WHAT IS NEEDED >> Repeat the data verbatim.

━━━━━━

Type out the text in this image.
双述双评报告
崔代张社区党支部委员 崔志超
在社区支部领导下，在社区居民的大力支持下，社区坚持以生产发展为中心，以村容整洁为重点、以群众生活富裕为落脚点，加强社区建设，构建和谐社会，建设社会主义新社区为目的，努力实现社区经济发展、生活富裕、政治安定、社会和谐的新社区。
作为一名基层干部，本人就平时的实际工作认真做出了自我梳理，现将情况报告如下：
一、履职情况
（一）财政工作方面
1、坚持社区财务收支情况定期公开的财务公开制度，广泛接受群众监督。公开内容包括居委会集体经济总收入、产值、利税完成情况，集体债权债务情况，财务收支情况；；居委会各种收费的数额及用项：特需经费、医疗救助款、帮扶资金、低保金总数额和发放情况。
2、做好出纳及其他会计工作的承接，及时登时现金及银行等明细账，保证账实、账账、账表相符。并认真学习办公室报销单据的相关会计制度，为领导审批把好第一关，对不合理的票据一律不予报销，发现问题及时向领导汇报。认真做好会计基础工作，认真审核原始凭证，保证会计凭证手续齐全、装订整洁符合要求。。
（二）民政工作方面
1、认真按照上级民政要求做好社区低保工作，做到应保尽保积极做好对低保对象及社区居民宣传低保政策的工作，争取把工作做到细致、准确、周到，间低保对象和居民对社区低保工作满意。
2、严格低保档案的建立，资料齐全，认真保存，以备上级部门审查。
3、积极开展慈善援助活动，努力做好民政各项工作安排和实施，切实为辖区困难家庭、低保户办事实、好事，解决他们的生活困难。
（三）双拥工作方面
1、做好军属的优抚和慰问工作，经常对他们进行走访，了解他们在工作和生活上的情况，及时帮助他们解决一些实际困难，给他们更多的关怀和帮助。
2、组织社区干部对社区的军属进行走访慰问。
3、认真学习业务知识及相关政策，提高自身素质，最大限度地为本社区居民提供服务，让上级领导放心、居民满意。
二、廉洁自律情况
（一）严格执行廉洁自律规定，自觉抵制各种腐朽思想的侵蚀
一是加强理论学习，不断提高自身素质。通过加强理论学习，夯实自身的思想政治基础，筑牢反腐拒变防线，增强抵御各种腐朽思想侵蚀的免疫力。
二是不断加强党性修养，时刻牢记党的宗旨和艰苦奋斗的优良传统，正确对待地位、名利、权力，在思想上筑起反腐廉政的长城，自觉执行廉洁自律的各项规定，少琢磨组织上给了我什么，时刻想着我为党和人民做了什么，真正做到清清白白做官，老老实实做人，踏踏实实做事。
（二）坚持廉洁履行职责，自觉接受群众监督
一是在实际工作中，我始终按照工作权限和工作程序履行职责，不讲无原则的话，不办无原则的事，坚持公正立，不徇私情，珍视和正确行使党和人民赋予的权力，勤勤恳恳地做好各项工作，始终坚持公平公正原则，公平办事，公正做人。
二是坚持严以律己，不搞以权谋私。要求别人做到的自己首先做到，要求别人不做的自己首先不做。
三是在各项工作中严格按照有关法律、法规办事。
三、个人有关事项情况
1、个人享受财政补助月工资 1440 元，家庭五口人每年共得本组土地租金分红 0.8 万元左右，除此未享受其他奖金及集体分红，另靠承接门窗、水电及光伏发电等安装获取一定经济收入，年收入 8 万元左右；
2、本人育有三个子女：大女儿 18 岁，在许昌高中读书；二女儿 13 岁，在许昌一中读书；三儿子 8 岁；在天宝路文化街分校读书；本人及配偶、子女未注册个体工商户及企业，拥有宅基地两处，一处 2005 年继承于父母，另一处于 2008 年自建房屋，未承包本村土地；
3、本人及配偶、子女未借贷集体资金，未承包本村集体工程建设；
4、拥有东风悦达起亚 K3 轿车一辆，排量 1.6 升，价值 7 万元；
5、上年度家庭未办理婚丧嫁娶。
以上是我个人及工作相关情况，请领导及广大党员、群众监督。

━━━━━━

SOLUTION FOR THIS PROBLEM >>
Type out the text in this image.
双述双评报告
崔代张社区党支部委员 崔志超
在社区支部领导下，在社区居民的大力支持下，社区坚持以生产发展为中心，以村容整洁为重点、以群众生活富裕为落脚点，加强社区建设，构建和谐社会，建设社会主义新社区为目的，努力实现社区经济发展、生活富裕、政治安定、社会和谐的新社区。
作为一名基层干部，本人就平时的实际工作认真做出了自我梳理，现将情况报告如下：
一、履职情况
（一）财政工作方面
1、坚持社区财务收支情况定期公开的财务公开制度，广泛接受群众监督。公开内容包括居委会集体经济总收入、产值、利税完成情况，集体债权债务情况，财务收支情况；；居委会各种收费的数额及用项：特需经费、医疗救助款、帮扶资金、低保金总数额和发放情况。
2、做好出纳及其他会计工作的承接，及时登时现金及银行等明细账，保证账实、账账、账表相符。并认真学习办公室报销单据的相关会计制度，为领导审批把好第一关，对不合理的票据一律不予报销，发现问题及时向领导汇报。认真做好会计基础工作，认真审核原始凭证，保证会计凭证手续齐全、装订整洁符合要求。。
（二）民政工作方面
1、认真按照上级民政要求做好社区低保工作，做到应保尽保积极做好对低保对象及社区居民宣传低保政策的工作，争取把工作做到细致、准确、周到，间低保对象和居民对社区低保工作满意。
2、严格低保档案的建立，资料齐全，认真保存，以备上级部门审查。
3、积极开展慈善援助活动，努力做好民政各项工作安排和实施，切实为辖区困难家庭、低保户办事实、好事，解决他们的生活困难。
（三）双拥工作方面
1、做好军属的优抚和慰问工作，经常对他们进行走访，了解他们在工作和生活上的情况，及时帮助他们解决一些实际困难，给他们更多的关怀和帮助。
2、组织社区干部对社区的军属进行走访慰问。
3、认真学习业务知识及相关政策，提高自身素质，最大限度地为本社区居民提供服务，让上级领导放心、居民满意。
二、廉洁自律情况
（一）严格执行廉洁自律规定，自觉抵制各种腐朽思想的侵蚀
一是加强理论学习，不断提高自身素质。通过加强理论学习，夯实自身的思想政治基础，筑牢反腐拒变防线，增强抵御各种腐朽思想侵蚀的免疫力。
二是不断加强党性修养，时刻牢记党的宗旨和艰苦奋斗的优良传统，正确对待地位、名利、权力，在思想上筑起反腐廉政的长城，自觉执行廉洁自律的各项规定，少琢磨组织上给了我什么，时刻想着我为党和人民做了什么，真正做到清清白白做官，老老实实做人，踏踏实实做事。
（二）坚持廉洁履行职责，自觉接受群众监督
一是在实际工作中，我始终按照工作权限和工作程序履行职责，不讲无原则的话，不办无原则的事，坚持公正立，不徇私情，珍视和正确行使党和人民赋予的权力，勤勤恳恳地做好各项工作，始终坚持公平公正原则，公平办事，公正做人。
二是坚持严以律己，不搞以权谋私。要求别人做到的自己首先做到，要求别人不做的自己首先不做。
三是在各项工作中严格按照有关法律、法规办事。
三、个人有关事项情况
1、个人享受财政补助月工资 1440 元，家庭五口人每年共得本组土地租金分红 0.8 万元左右，除此未享受其他奖金及集体分红，另靠承接门窗、水电及光伏发电等安装获取一定经济收入，年收入 8 万元左右；
2、本人育有三个子女：大女儿 18 岁，在许昌高中读书；二女儿 13 岁，在许昌一中读书；三儿子 8 岁；在天宝路文化街分校读书；本人及配偶、子女未注册个体工商户及企业，拥有宅基地两处，一处 2005 年继承于父母，另一处于 2008 年自建房屋，未承包本村土地；
3、本人及配偶、子女未借贷集体资金，未承包本村集体工程建设；
4、拥有东风悦达起亚 K3 轿车一辆，排量 1.6 升，价值 7 万元；
5、上年度家庭未办理婚丧嫁娶。
以上是我个人及工作相关情况，请领导及广大党员、群众监督。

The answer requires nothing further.